**REQUIRED WORK:** Retype each record shown below, leaving every character as it is.

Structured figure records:
= = = =
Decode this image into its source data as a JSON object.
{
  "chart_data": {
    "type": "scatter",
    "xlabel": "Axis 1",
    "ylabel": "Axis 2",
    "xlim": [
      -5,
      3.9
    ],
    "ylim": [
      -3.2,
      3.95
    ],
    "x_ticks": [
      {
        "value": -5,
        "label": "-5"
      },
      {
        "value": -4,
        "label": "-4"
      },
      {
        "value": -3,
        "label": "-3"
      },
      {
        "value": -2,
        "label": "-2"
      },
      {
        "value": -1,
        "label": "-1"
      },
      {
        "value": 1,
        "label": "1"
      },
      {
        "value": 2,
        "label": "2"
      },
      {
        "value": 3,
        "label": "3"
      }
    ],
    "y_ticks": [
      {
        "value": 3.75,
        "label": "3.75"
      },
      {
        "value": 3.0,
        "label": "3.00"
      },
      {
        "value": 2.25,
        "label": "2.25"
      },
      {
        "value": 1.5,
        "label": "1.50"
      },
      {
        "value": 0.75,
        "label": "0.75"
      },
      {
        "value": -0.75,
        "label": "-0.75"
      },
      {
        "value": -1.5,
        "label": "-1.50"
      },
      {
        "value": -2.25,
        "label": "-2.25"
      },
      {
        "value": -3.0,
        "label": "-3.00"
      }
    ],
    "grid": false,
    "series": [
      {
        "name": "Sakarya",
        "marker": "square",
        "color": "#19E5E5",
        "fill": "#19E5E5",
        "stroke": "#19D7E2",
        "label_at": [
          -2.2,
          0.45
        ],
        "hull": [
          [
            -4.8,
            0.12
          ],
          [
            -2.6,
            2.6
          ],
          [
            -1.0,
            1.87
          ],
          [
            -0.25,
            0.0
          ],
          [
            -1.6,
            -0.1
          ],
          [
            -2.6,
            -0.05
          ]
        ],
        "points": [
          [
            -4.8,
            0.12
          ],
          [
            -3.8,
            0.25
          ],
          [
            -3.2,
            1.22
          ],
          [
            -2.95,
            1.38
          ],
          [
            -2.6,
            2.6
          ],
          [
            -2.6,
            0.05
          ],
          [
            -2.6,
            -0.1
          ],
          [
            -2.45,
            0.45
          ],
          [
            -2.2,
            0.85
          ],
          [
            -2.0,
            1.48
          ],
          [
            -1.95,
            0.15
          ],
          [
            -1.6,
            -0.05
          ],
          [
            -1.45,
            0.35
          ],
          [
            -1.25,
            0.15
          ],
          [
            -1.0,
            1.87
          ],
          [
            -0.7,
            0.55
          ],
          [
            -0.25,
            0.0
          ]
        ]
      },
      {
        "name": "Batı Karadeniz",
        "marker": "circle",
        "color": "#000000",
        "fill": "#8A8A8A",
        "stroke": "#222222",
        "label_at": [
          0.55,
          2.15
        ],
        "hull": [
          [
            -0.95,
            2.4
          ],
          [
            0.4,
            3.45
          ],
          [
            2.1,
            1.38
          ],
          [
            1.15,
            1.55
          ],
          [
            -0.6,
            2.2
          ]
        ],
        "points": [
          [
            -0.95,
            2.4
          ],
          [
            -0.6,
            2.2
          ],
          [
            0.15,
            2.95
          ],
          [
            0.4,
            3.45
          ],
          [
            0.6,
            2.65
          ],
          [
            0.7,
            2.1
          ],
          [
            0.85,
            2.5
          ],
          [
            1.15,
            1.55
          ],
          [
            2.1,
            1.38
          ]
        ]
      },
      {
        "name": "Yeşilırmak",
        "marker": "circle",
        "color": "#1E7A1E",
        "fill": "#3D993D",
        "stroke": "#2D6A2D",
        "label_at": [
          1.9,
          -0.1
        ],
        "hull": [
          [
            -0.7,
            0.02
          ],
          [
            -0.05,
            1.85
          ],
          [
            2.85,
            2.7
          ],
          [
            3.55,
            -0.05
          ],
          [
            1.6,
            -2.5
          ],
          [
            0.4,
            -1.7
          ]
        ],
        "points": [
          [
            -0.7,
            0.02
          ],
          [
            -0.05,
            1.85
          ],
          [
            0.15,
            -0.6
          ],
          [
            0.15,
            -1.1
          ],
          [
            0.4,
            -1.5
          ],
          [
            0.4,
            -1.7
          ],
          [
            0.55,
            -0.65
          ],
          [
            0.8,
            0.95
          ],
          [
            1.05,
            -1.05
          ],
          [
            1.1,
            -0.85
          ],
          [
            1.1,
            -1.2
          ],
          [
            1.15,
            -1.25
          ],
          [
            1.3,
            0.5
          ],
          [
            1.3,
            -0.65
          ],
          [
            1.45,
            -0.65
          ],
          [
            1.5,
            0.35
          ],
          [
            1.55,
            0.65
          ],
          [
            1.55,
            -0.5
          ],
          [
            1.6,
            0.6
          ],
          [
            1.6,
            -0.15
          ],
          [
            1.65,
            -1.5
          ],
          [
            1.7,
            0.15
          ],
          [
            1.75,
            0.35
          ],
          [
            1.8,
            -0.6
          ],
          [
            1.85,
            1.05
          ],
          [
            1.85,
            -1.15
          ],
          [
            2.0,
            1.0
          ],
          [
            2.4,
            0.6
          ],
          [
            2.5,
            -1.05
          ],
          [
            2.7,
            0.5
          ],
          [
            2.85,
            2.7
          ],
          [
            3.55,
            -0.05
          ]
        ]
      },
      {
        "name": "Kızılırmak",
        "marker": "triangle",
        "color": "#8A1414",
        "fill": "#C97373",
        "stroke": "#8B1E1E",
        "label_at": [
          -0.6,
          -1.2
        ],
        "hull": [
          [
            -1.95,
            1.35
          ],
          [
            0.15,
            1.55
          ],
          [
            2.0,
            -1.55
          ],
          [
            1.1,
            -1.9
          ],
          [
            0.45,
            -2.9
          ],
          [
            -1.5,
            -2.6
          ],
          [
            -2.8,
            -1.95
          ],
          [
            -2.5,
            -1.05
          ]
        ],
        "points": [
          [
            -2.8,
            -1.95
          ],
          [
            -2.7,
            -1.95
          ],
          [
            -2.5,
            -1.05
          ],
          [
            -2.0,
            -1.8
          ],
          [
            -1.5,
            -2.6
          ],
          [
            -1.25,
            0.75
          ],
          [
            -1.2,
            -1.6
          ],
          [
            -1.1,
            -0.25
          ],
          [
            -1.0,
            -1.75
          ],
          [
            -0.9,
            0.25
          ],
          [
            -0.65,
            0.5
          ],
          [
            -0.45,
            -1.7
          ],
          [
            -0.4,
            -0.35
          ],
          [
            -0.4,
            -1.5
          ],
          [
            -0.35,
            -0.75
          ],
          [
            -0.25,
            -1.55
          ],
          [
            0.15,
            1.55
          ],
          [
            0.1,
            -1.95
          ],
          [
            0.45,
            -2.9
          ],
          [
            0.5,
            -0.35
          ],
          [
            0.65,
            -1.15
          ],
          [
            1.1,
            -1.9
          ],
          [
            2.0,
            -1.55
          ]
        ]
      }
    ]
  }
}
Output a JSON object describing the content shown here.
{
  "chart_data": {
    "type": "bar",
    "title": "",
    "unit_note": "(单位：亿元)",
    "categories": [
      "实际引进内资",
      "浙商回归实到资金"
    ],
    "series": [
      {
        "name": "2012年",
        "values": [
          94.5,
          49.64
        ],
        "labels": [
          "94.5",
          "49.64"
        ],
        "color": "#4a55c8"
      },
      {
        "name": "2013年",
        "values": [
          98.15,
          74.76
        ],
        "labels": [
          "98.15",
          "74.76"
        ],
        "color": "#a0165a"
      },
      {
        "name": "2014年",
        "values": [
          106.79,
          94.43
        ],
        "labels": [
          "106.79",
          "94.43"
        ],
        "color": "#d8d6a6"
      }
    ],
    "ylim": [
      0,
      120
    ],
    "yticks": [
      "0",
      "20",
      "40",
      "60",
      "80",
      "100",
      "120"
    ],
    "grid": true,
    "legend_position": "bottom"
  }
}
= = = =
**RESPONSE TO THIS TASK:**
Decode this image into its source data as a JSON object.
{
  "chart_data": {
    "type": "scatter",
    "xlabel": "Axis 1",
    "ylabel": "Axis 2",
    "xlim": [
      -5,
      3.9
    ],
    "ylim": [
      -3.2,
      3.95
    ],
    "x_ticks": [
      {
        "value": -5,
        "label": "-5"
      },
      {
        "value": -4,
        "label": "-4"
      },
      {
        "value": -3,
        "label": "-3"
      },
      {
        "value": -2,
        "label": "-2"
      },
      {
        "value": -1,
        "label": "-1"
      },
      {
        "value": 1,
        "label": "1"
      },
      {
        "value": 2,
        "label": "2"
      },
      {
        "value": 3,
        "label": "3"
      }
    ],
    "y_ticks": [
      {
        "value": 3.75,
        "label": "3.75"
      },
      {
        "value": 3.0,
        "label": "3.00"
      },
      {
        "value": 2.25,
        "label": "2.25"
      },
      {
        "value": 1.5,
        "label": "1.50"
      },
      {
        "value": 0.75,
        "label": "0.75"
      },
      {
        "value": -0.75,
        "label": "-0.75"
      },
      {
        "value": -1.5,
        "label": "-1.50"
      },
      {
        "value": -2.25,
        "label": "-2.25"
      },
      {
        "value": -3.0,
        "label": "-3.00"
      }
    ],
    "grid": false,
    "series": [
      {
        "name": "Sakarya",
        "marker": "square",
        "color": "#19E5E5",
        "fill": "#19E5E5",
        "stroke": "#19D7E2",
        "label_at": [
          -2.2,
          0.45
        ],
        "hull": [
          [
            -4.8,
            0.12
          ],
          [
            -2.6,
            2.6
          ],
          [
            -1.0,
            1.87
          ],
          [
            -0.25,
            0.0
          ],
          [
            -1.6,
            -0.1
          ],
          [
            -2.6,
            -0.05
          ]
        ],
        "points": [
          [
            -4.8,
            0.12
          ],
          [
            -3.8,
            0.25
          ],
          [
            -3.2,
            1.22
          ],
          [
            -2.95,
            1.38
          ],
          [
            -2.6,
            2.6
          ],
          [
            -2.6,
            0.05
          ],
          [
            -2.6,
            -0.1
          ],
          [
            -2.45,
            0.45
          ],
          [
            -2.2,
            0.85
          ],
          [
            -2.0,
            1.48
          ],
          [
            -1.95,
            0.15
          ],
          [
            -1.6,
            -0.05
          ],
          [
            -1.45,
            0.35
          ],
          [
            -1.25,
            0.15
          ],
          [
            -1.0,
            1.87
          ],
          [
            -0.7,
            0.55
          ],
          [
            -0.25,
            0.0
          ]
        ]
      },
      {
        "name": "Batı Karadeniz",
        "marker": "circle",
        "color": "#000000",
        "fill": "#8A8A8A",
        "stroke": "#222222",
        "label_at": [
          0.55,
          2.15
        ],
        "hull": [
          [
            -0.95,
            2.4
          ],
          [
            0.4,
            3.45
          ],
          [
            2.1,
            1.38
          ],
          [
            1.15,
            1.55
          ],
          [
            -0.6,
            2.2
          ]
        ],
        "points": [
          [
            -0.95,
            2.4
          ],
          [
            -0.6,
            2.2
          ],
          [
            0.15,
            2.95
          ],
          [
            0.4,
            3.45
          ],
          [
            0.6,
            2.65
          ],
          [
            0.7,
            2.1
          ],
          [
            0.85,
            2.5
          ],
          [
            1.15,
            1.55
          ],
          [
            2.1,
            1.38
          ]
        ]
      },
      {
        "name": "Yeşilırmak",
        "marker": "circle",
        "color": "#1E7A1E",
        "fill": "#3D993D",
        "stroke": "#2D6A2D",
        "label_at": [
          1.9,
          -0.1
        ],
        "hull": [
          [
            -0.7,
            0.02
          ],
          [
            -0.05,
            1.85
          ],
          [
            2.85,
            2.7
          ],
          [
            3.55,
            -0.05
          ],
          [
            1.6,
            -2.5
          ],
          [
            0.4,
            -1.7
          ]
        ],
        "points": [
          [
            -0.7,
            0.02
          ],
          [
            -0.05,
            1.85
          ],
          [
            0.15,
            -0.6
          ],
          [
            0.15,
            -1.1
          ],
          [
            0.4,
            -1.5
          ],
          [
            0.4,
            -1.7
          ],
          [
            0.55,
            -0.65
          ],
          [
            0.8,
            0.95
          ],
          [
            1.05,
            -1.05
          ],
          [
            1.1,
            -0.85
          ],
          [
            1.1,
            -1.2
          ],
          [
            1.15,
            -1.25
          ],
          [
            1.3,
            0.5
          ],
          [
            1.3,
            -0.65
          ],
          [
            1.45,
            -0.65
          ],
          [
            1.5,
            0.35
          ],
          [
            1.55,
            0.65
          ],
          [
            1.55,
            -0.5
          ],
          [
            1.6,
            0.6
          ],
          [
            1.6,
            -0.15
          ],
          [
            1.65,
            -1.5
          ],
          [
            1.7,
            0.15
          ],
          [
            1.75,
            0.35
          ],
          [
            1.8,
            -0.6
          ],
          [
            1.85,
            1.05
          ],
          [
            1.85,
            -1.15
          ],
          [
            2.0,
            1.0
          ],
          [
            2.4,
            0.6
          ],
          [
            2.5,
            -1.05
          ],
          [
            2.7,
            0.5
          ],
          [
            2.85,
            2.7
          ],
          [
            3.55,
            -0.05
          ]
        ]
      },
      {
        "name": "Kızılırmak",
        "marker": "triangle",
        "color": "#8A1414",
        "fill": "#C97373",
        "stroke": "#8B1E1E",
        "label_at": [
          -0.6,
          -1.2
        ],
        "hull": [
          [
            -1.95,
            1.35
          ],
          [
            0.15,
            1.55
          ],
          [
            2.0,
            -1.55
          ],
          [
            1.1,
            -1.9
          ],
          [
            0.45,
            -2.9
          ],
          [
            -1.5,
            -2.6
          ],
          [
            -2.8,
            -1.95
          ],
          [
            -2.5,
            -1.05
          ]
        ],
        "points": [
          [
            -2.8,
            -1.95
          ],
          [
            -2.7,
            -1.95
          ],
          [
            -2.5,
            -1.05
          ],
          [
            -2.0,
            -1.8
          ],
          [
            -1.5,
            -2.6
          ],
          [
            -1.25,
            0.75
          ],
          [
            -1.2,
            -1.6
          ],
          [
            -1.1,
            -0.25
          ],
          [
            -1.0,
            -1.75
          ],
          [
            -0.9,
            0.25
          ],
          [
            -0.65,
            0.5
          ],
          [
            -0.45,
            -1.7
          ],
          [
            -0.4,
            -0.35
          ],
          [
            -0.4,
            -1.5
          ],
          [
            -0.35,
            -0.75
          ],
          [
            -0.25,
            -1.55
          ],
          [
            0.15,
            1.55
          ],
          [
            0.1,
            -1.95
          ],
          [
            0.45,
            -2.9
          ],
          [
            0.5,
            -0.35
          ],
          [
            0.65,
            -1.15
          ],
          [
            1.1,
            -1.9
          ],
          [
            2.0,
            -1.55
          ]
        ]
      }
    ]
  }
}
Output a JSON object describing the content shown here.
{
  "chart_data": {
    "type": "bar",
    "title": "",
    "unit_note": "(单位：亿元)",
    "categories": [
      "实际引进内资",
      "浙商回归实到资金"
    ],
    "series": [
      {
        "name": "2012年",
        "values": [
          94.5,
          49.64
        ],
        "labels": [
          "94.5",
          "49.64"
        ],
        "color": "#4a55c8"
      },
      {
        "name": "2013年",
        "values": [
          98.15,
          74.76
        ],
        "labels": [
          "98.15",
          "74.76"
        ],
        "color": "#a0165a"
      },
      {
        "name": "2014年",
        "values": [
          106.79,
          94.43
        ],
        "labels": [
          "106.79",
          "94.43"
        ],
        "color": "#d8d6a6"
      }
    ],
    "ylim": [
      0,
      120
    ],
    "yticks": [
      "0",
      "20",
      "40",
      "60",
      "80",
      "100",
      "120"
    ],
    "grid": true,
    "legend_position": "bottom"
  }
}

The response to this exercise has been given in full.